Your job is to restate each entry word for word.

======== Data supplied

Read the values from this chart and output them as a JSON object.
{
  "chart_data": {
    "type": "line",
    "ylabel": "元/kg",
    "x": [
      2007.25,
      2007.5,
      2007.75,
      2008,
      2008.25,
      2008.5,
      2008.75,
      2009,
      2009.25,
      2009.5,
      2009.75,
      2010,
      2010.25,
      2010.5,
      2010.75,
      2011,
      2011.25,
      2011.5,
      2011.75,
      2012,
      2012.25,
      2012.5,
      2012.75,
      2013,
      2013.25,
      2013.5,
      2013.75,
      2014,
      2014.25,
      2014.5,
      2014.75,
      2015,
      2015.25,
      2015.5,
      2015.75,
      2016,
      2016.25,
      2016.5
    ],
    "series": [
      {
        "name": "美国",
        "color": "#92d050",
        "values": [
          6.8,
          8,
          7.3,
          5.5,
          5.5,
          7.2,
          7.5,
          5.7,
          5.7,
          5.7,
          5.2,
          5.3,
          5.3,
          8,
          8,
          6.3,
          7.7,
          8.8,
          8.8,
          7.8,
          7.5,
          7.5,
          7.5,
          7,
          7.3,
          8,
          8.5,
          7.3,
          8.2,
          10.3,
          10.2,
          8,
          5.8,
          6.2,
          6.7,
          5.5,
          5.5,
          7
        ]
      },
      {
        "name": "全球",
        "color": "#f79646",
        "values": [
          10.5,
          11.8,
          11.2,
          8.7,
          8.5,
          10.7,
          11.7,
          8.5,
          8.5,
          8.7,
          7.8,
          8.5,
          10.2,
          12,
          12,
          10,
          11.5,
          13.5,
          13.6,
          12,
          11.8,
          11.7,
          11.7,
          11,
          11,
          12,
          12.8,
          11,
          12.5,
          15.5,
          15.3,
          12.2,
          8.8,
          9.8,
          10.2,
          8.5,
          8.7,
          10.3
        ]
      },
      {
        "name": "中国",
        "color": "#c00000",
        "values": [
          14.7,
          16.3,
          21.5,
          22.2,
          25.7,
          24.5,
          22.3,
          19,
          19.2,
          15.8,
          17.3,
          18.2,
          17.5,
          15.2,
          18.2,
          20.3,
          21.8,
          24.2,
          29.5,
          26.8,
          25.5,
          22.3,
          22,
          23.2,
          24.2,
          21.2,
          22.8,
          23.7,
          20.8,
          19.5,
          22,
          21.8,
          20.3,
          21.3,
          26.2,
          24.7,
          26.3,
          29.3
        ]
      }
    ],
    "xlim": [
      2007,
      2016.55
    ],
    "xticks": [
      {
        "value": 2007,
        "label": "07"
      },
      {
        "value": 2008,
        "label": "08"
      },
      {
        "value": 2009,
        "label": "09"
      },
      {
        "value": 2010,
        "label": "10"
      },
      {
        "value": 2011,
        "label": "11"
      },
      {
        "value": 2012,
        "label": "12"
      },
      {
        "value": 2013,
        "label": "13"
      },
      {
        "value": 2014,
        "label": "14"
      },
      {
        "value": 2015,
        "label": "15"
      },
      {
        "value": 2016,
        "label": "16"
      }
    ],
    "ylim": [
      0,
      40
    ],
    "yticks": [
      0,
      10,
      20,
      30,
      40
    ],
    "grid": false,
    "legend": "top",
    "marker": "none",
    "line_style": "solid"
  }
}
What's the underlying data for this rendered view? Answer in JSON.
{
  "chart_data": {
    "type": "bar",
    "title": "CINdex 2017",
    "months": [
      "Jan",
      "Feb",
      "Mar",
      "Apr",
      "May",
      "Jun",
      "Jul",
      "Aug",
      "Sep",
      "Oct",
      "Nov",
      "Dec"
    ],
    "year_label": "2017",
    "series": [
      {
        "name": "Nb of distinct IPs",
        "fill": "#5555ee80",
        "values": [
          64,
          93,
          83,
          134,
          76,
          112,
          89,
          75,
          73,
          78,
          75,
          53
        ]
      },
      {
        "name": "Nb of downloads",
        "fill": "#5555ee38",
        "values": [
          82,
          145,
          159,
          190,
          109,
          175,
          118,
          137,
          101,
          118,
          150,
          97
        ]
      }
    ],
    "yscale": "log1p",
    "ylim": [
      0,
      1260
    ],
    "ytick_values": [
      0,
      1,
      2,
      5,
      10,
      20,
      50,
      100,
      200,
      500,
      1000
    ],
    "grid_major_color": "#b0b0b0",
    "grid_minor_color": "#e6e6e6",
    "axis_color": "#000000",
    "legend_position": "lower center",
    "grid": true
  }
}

================

• **Answer**
Read the values from this chart and output them as a JSON object.
{
  "chart_data": {
    "type": "line",
    "ylabel": "元/kg",
    "x": [
      2007.25,
      2007.5,
      2007.75,
      2008,
      2008.25,
      2008.5,
      2008.75,
      2009,
      2009.25,
      2009.5,
      2009.75,
      2010,
      2010.25,
      2010.5,
      2010.75,
      2011,
      2011.25,
      2011.5,
      2011.75,
      2012,
      2012.25,
      2012.5,
      2012.75,
      2013,
      2013.25,
      2013.5,
      2013.75,
      2014,
      2014.25,
      2014.5,
      2014.75,
      2015,
      2015.25,
      2015.5,
      2015.75,
      2016,
      2016.25,
      2016.5
    ],
    "series": [
      {
        "name": "美国",
        "color": "#92d050",
        "values": [
          6.8,
          8,
          7.3,
          5.5,
          5.5,
          7.2,
          7.5,
          5.7,
          5.7,
          5.7,
          5.2,
          5.3,
          5.3,
          8,
          8,
          6.3,
          7.7,
          8.8,
          8.8,
          7.8,
          7.5,
          7.5,
          7.5,
          7,
          7.3,
          8,
          8.5,
          7.3,
          8.2,
          10.3,
          10.2,
          8,
          5.8,
          6.2,
          6.7,
          5.5,
          5.5,
          7
        ]
      },
      {
        "name": "全球",
        "color": "#f79646",
        "values": [
          10.5,
          11.8,
          11.2,
          8.7,
          8.5,
          10.7,
          11.7,
          8.5,
          8.5,
          8.7,
          7.8,
          8.5,
          10.2,
          12,
          12,
          10,
          11.5,
          13.5,
          13.6,
          12,
          11.8,
          11.7,
          11.7,
          11,
          11,
          12,
          12.8,
          11,
          12.5,
          15.5,
          15.3,
          12.2,
          8.8,
          9.8,
          10.2,
          8.5,
          8.7,
          10.3
        ]
      },
      {
        "name": "中国",
        "color": "#c00000",
        "values": [
          14.7,
          16.3,
          21.5,
          22.2,
          25.7,
          24.5,
          22.3,
          19,
          19.2,
          15.8,
          17.3,
          18.2,
          17.5,
          15.2,
          18.2,
          20.3,
          21.8,
          24.2,
          29.5,
          26.8,
          25.5,
          22.3,
          22,
          23.2,
          24.2,
          21.2,
          22.8,
          23.7,
          20.8,
          19.5,
          22,
          21.8,
          20.3,
          21.3,
          26.2,
          24.7,
          26.3,
          29.3
        ]
      }
    ],
    "xlim": [
      2007,
      2016.55
    ],
    "xticks": [
      {
        "value": 2007,
        "label": "07"
      },
      {
        "value": 2008,
        "label": "08"
      },
      {
        "value": 2009,
        "label": "09"
      },
      {
        "value": 2010,
        "label": "10"
      },
      {
        "value": 2011,
        "label": "11"
      },
      {
        "value": 2012,
        "label": "12"
      },
      {
        "value": 2013,
        "label": "13"
      },
      {
        "value": 2014,
        "label": "14"
      },
      {
        "value": 2015,
        "label": "15"
      },
      {
        "value": 2016,
        "label": "16"
      }
    ],
    "ylim": [
      0,
      40
    ],
    "yticks": [
      0,
      10,
      20,
      30,
      40
    ],
    "grid": false,
    "legend": "top",
    "marker": "none",
    "line_style": "solid"
  }
}
What's the underlying data for this rendered view? Answer in JSON.
{
  "chart_data": {
    "type": "bar",
    "title": "CINdex 2017",
    "months": [
      "Jan",
      "Feb",
      "Mar",
      "Apr",
      "May",
      "Jun",
      "Jul",
      "Aug",
      "Sep",
      "Oct",
      "Nov",
      "Dec"
    ],
    "year_label": "2017",
    "series": [
      {
        "name": "Nb of distinct IPs",
        "fill": "#5555ee80",
        "values": [
          64,
          93,
          83,
          134,
          76,
          112,
          89,
          75,
          73,
          78,
          75,
          53
        ]
      },
      {
        "name": "Nb of downloads",
        "fill": "#5555ee38",
        "values": [
          82,
          145,
          159,
          190,
          109,
          175,
          118,
          137,
          101,
          118,
          150,
          97
        ]
      }
    ],
    "yscale": "log1p",
    "ylim": [
      0,
      1260
    ],
    "ytick_values": [
      0,
      1,
      2,
      5,
      10,
      20,
      50,
      100,
      200,
      500,
      1000
    ],
    "grid_major_color": "#b0b0b0",
    "grid_minor_color": "#e6e6e6",
    "axis_color": "#000000",
    "legend_position": "lower center",
    "grid": true
  }
}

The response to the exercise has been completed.